» The exercise
Set down the full listing exactly as given. Any pictures are to be left out.

Dataset items:
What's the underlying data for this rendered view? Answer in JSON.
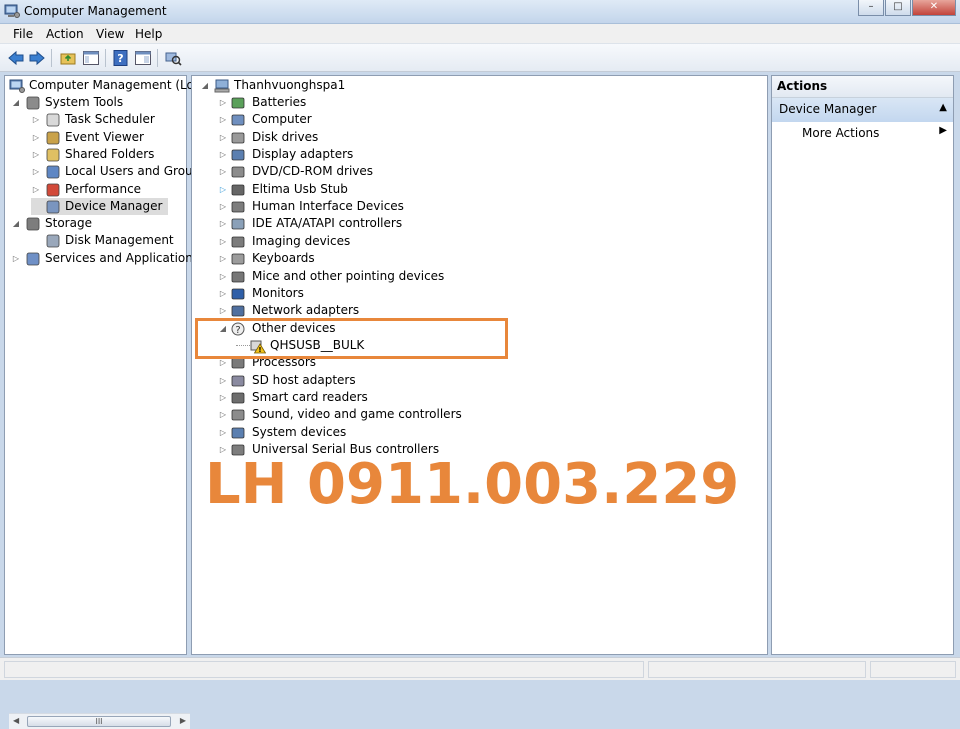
{
  "window": {
    "title": "Computer Management",
    "buttons": [
      "–",
      "□",
      "✕"
    ]
  },
  "menu": [
    "File",
    "Action",
    "View",
    "Help"
  ],
  "left_tree": {
    "root": "Computer Management (Local",
    "items": [
      {
        "label": "System Tools",
        "level": 1,
        "expand": "◢",
        "icon": "tools-icon"
      },
      {
        "label": "Task Scheduler",
        "level": 2,
        "expand": "▷",
        "icon": "clock-icon"
      },
      {
        "label": "Event Viewer",
        "level": 2,
        "expand": "▷",
        "icon": "event-viewer-icon"
      },
      {
        "label": "Shared Folders",
        "level": 2,
        "expand": "▷",
        "icon": "shared-folders-icon"
      },
      {
        "label": "Local Users and Groups",
        "level": 2,
        "expand": "▷",
        "icon": "users-icon"
      },
      {
        "label": "Performance",
        "level": 2,
        "expand": "▷",
        "icon": "performance-icon"
      },
      {
        "label": "Device Manager",
        "level": 2,
        "expand": "",
        "icon": "device-manager-icon",
        "selected": true
      },
      {
        "label": "Storage",
        "level": 1,
        "expand": "◢",
        "icon": "storage-icon"
      },
      {
        "label": "Disk Management",
        "level": 2,
        "expand": "",
        "icon": "disk-icon"
      },
      {
        "label": "Services and Applications",
        "level": 1,
        "expand": "▷",
        "icon": "services-icon"
      }
    ],
    "scroll_glyph": "III"
  },
  "device_tree": {
    "computer": "Thanhvuonghspa1",
    "categories": [
      "Batteries",
      "Computer",
      "Disk drives",
      "Display adapters",
      "DVD/CD-ROM drives",
      "Eltima Usb Stub",
      "Human Interface Devices",
      "IDE ATA/ATAPI controllers",
      "Imaging devices",
      "Keyboards",
      "Mice and other pointing devices",
      "Monitors",
      "Network adapters",
      "Other devices",
      "Processors",
      "SD host adapters",
      "Smart card readers",
      "Sound, video and game controllers",
      "System devices",
      "Universal Serial Bus controllers"
    ],
    "other_device_child": "QHSUSB__BULK"
  },
  "actions": {
    "header": "Actions",
    "section": "Device Manager",
    "more": "More Actions"
  },
  "overlay": {
    "contact": "LH 0911.003.229"
  },
  "colors": {
    "accent": "#e8873b",
    "selected_bg": "#dcdcdc",
    "actions_section_bg": "#c9dbf1"
  }
}
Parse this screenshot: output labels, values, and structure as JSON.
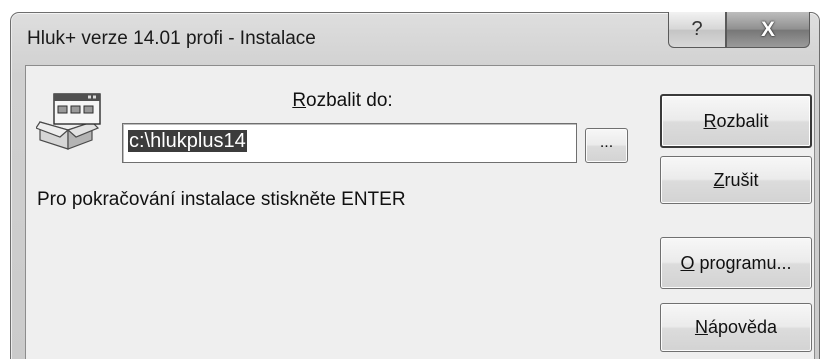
{
  "window": {
    "title": "Hluk+ verze 14.01 profi - Instalace"
  },
  "caption_buttons": {
    "help": "?",
    "close": "X"
  },
  "extract_to": {
    "label_accel": "R",
    "label_rest": "ozbalit do:",
    "path": "c:\\hlukplus14",
    "browse": "..."
  },
  "message": "Pro pokračování instalace stiskněte ENTER",
  "buttons": [
    {
      "accel": "R",
      "rest": "ozbalit"
    },
    {
      "accel": "Z",
      "rest": "rušit"
    },
    {
      "accel": "O",
      "rest": " programu..."
    },
    {
      "accel": "N",
      "rest": "ápověda"
    }
  ],
  "icons": {
    "installer": "installer-package-icon",
    "help": "help-icon",
    "close": "close-icon"
  },
  "colors": {
    "selection": "#3c3c3c",
    "client_bg": "#efefef"
  }
}
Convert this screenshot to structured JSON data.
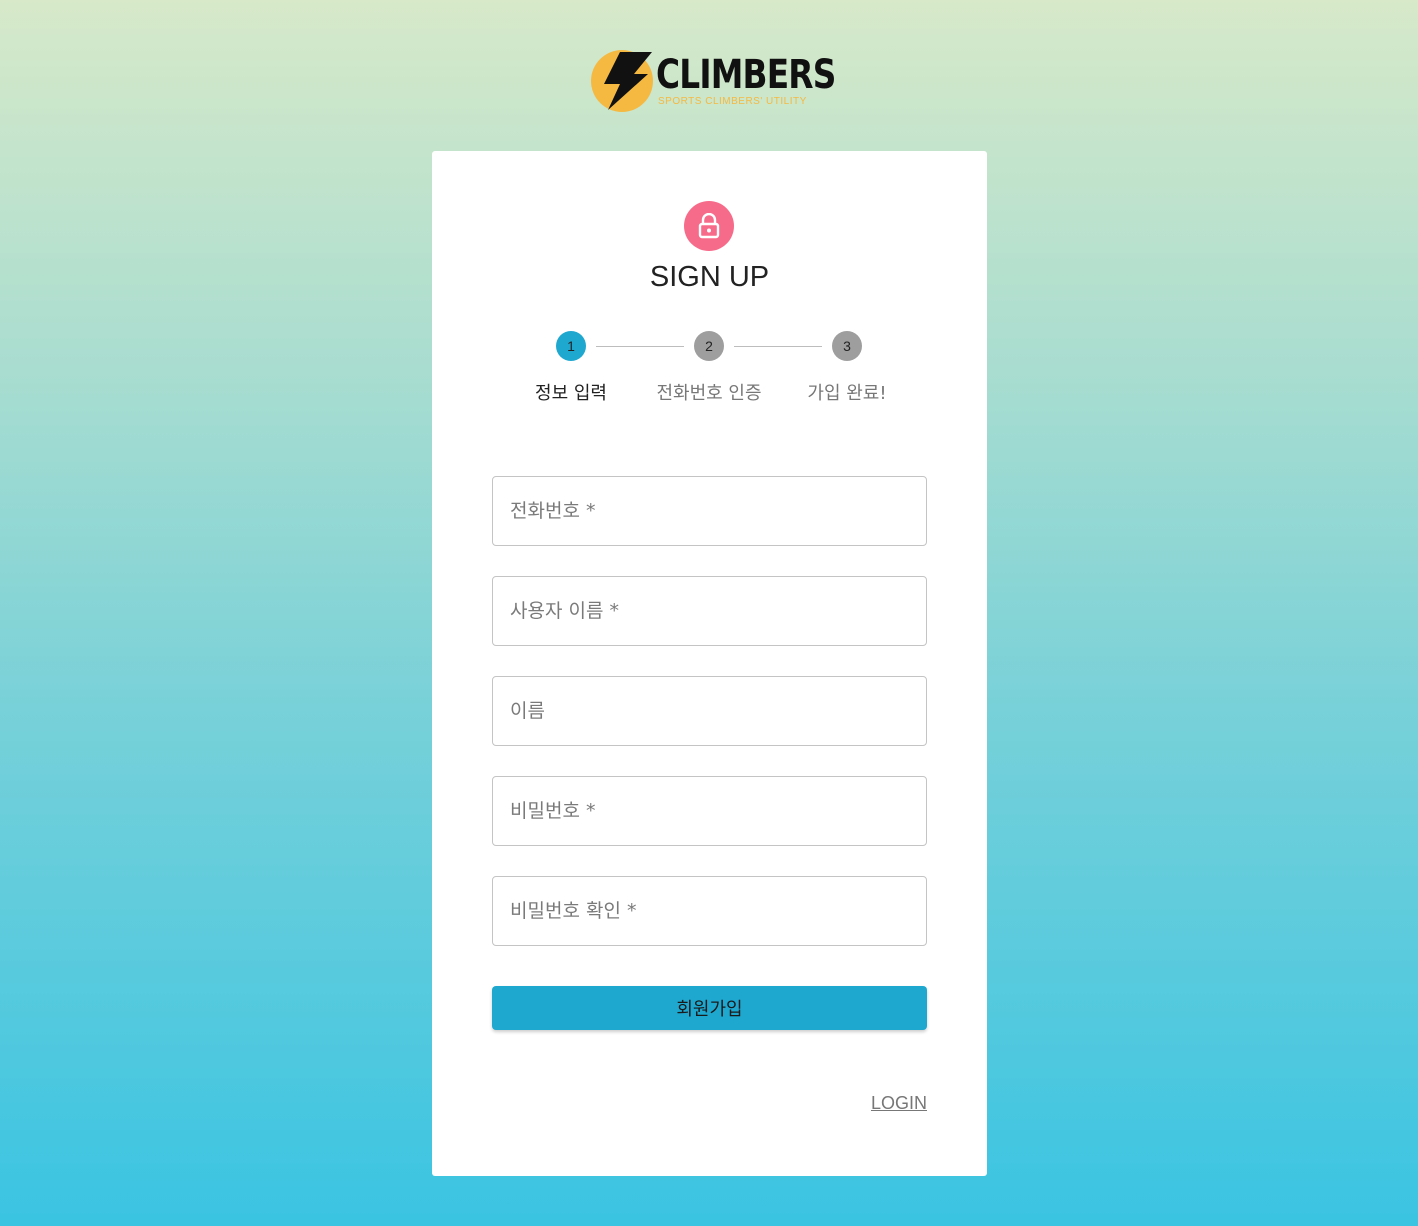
{
  "brand": {
    "name": "CLIMBERS",
    "tagline": "SPORTS CLIMBERS' UTILITY",
    "icon": "lightning-bolt-logo",
    "accent": "#f5b942"
  },
  "card": {
    "lock_icon": "lock-icon",
    "title": "SIGN UP"
  },
  "stepper": {
    "steps": [
      {
        "number": "1",
        "label": "정보 입력",
        "active": true
      },
      {
        "number": "2",
        "label": "전화번호 인증",
        "active": false
      },
      {
        "number": "3",
        "label": "가입 완료!",
        "active": false
      }
    ],
    "active_color": "#1ea8d0",
    "inactive_color": "#9e9e9e"
  },
  "form": {
    "fields": [
      {
        "placeholder": "전화번호 *",
        "value": ""
      },
      {
        "placeholder": "사용자 이름 *",
        "value": ""
      },
      {
        "placeholder": "이름",
        "value": ""
      },
      {
        "placeholder": "비밀번호 *",
        "value": ""
      },
      {
        "placeholder": "비밀번호 확인 *",
        "value": ""
      }
    ],
    "submit_label": "회원가입",
    "login_link": "LOGIN"
  }
}
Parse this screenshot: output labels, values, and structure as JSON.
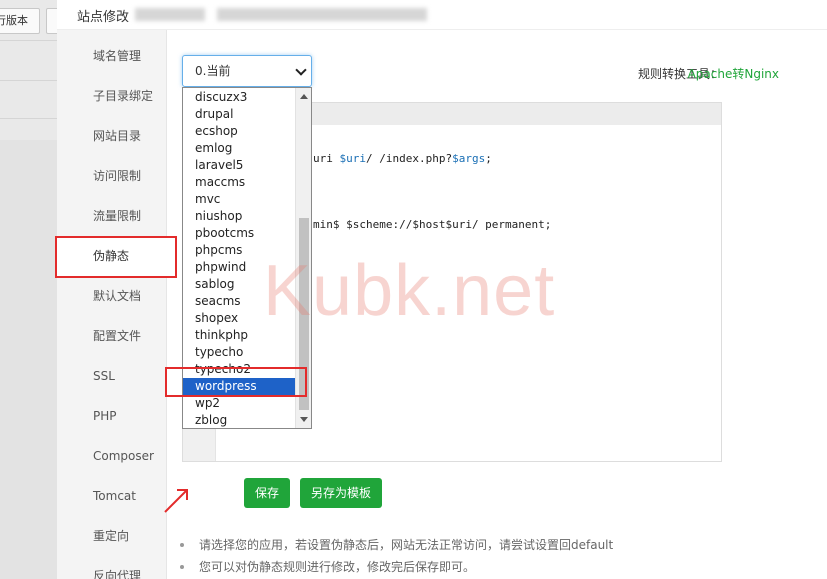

» The output
What's the underlying data for this rendered view? Answer in JSON.
{
  "window": {
    "title": "Computer Management",
    "buttons": [
      "–",
      "□",
      "✕"
    ]
  },
  "menu": [
    "File",
    "Action",
    "View",
    "Help"
  ],
  "left_tree": {
    "root": "Computer Management (Local",
    "items": [
      {
        "label": "System Tools",
        "level": 1,
        "expand": "◢",
        "icon": "tools-icon"
      },
      {
        "label": "Task Scheduler",
        "level": 2,
        "expand": "▷",
        "icon": "clock-icon"
      },
      {
        "label": "Event Viewer",
        "level": 2,
        "expand": "▷",
        "icon": "event-viewer-icon"
      },
      {
        "label": "Shared Folders",
        "level": 2,
        "expand": "▷",
        "icon": "shared-folders-icon"
      },
      {
        "label": "Local Users and Groups",
        "level": 2,
        "expand": "▷",
        "icon": "users-icon"
      },
      {
        "label": "Performance",
        "level": 2,
        "expand": "▷",
        "icon": "performance-icon"
      },
      {
        "label": "Device Manager",
        "level": 2,
        "expand": "",
        "icon": "device-manager-icon",
        "selected": true
      },
      {
        "label": "Storage",
        "level": 1,
        "expand": "◢",
        "icon": "storage-icon"
      },
      {
        "label": "Disk Management",
        "level": 2,
        "expand": "",
        "icon": "disk-icon"
      },
      {
        "label": "Services and Applications",
        "level": 1,
        "expand": "▷",
        "icon": "services-icon"
      }
    ],
    "scroll_glyph": "III"
  },
  "device_tree": {
    "computer": "Thanhvuonghspa1",
    "categories": [
      "Batteries",
      "Computer",
      "Disk drives",
      "Display adapters",
      "DVD/CD-ROM drives",
      "Eltima Usb Stub",
      "Human Interface Devices",
      "IDE ATA/ATAPI controllers",
      "Imaging devices",
      "Keyboards",
      "Mice and other pointing devices",
      "Monitors",
      "Network adapters",
      "Other devices",
      "Processors",
      "SD host adapters",
      "Smart card readers",
      "Sound, video and game controllers",
      "System devices",
      "Universal Serial Bus controllers"
    ],
    "other_device_child": "QHSUSB__BULK"
  },
  "actions": {
    "header": "Actions",
    "section": "Device Manager",
    "more": "More Actions"
  },
  "overlay": {
    "contact": "LH 0911.003.229"
  },
  "colors": {
    "accent": "#e8873b",
    "selected_bg": "#dcdcdc",
    "actions_section_bg": "#c9dbf1"
  }
}
Parse this screenshot: output labels, values, and structure as JSON.
{
  "window": {
    "title": "Hluk+ verze 14.01 profi - Instalace"
  },
  "caption_buttons": {
    "help": "?",
    "close": "X"
  },
  "extract_to": {
    "label_accel": "R",
    "label_rest": "ozbalit do:",
    "path": "c:\\hlukplus14",
    "browse": "..."
  },
  "message": "Pro pokračování instalace stiskněte ENTER",
  "buttons": [
    {
      "accel": "R",
      "rest": "ozbalit"
    },
    {
      "accel": "Z",
      "rest": "rušit"
    },
    {
      "accel": "O",
      "rest": " programu..."
    },
    {
      "accel": "N",
      "rest": "ápověda"
    }
  ],
  "icons": {
    "installer": "installer-package-icon",
    "help": "help-icon",
    "close": "close-icon"
  },
  "colors": {
    "selection": "#3c3c3c",
    "client_bg": "#efefef"
  }
}
Convert this screenshot to structured JSON data.
{
  "brand": {
    "name": "CLIMBERS",
    "tagline": "SPORTS CLIMBERS' UTILITY",
    "icon": "lightning-bolt-logo",
    "accent": "#f5b942"
  },
  "card": {
    "lock_icon": "lock-icon",
    "title": "SIGN UP"
  },
  "stepper": {
    "steps": [
      {
        "number": "1",
        "label": "정보 입력",
        "active": true
      },
      {
        "number": "2",
        "label": "전화번호 인증",
        "active": false
      },
      {
        "number": "3",
        "label": "가입 완료!",
        "active": false
      }
    ],
    "active_color": "#1ea8d0",
    "inactive_color": "#9e9e9e"
  },
  "form": {
    "fields": [
      {
        "placeholder": "전화번호 *",
        "value": ""
      },
      {
        "placeholder": "사용자 이름 *",
        "value": ""
      },
      {
        "placeholder": "이름",
        "value": ""
      },
      {
        "placeholder": "비밀번호 *",
        "value": ""
      },
      {
        "placeholder": "비밀번호 확인 *",
        "value": ""
      }
    ],
    "submit_label": "회원가입",
    "login_link": "LOGIN"
  }
}
Parse this screenshot: output labels, values, and structure as JSON.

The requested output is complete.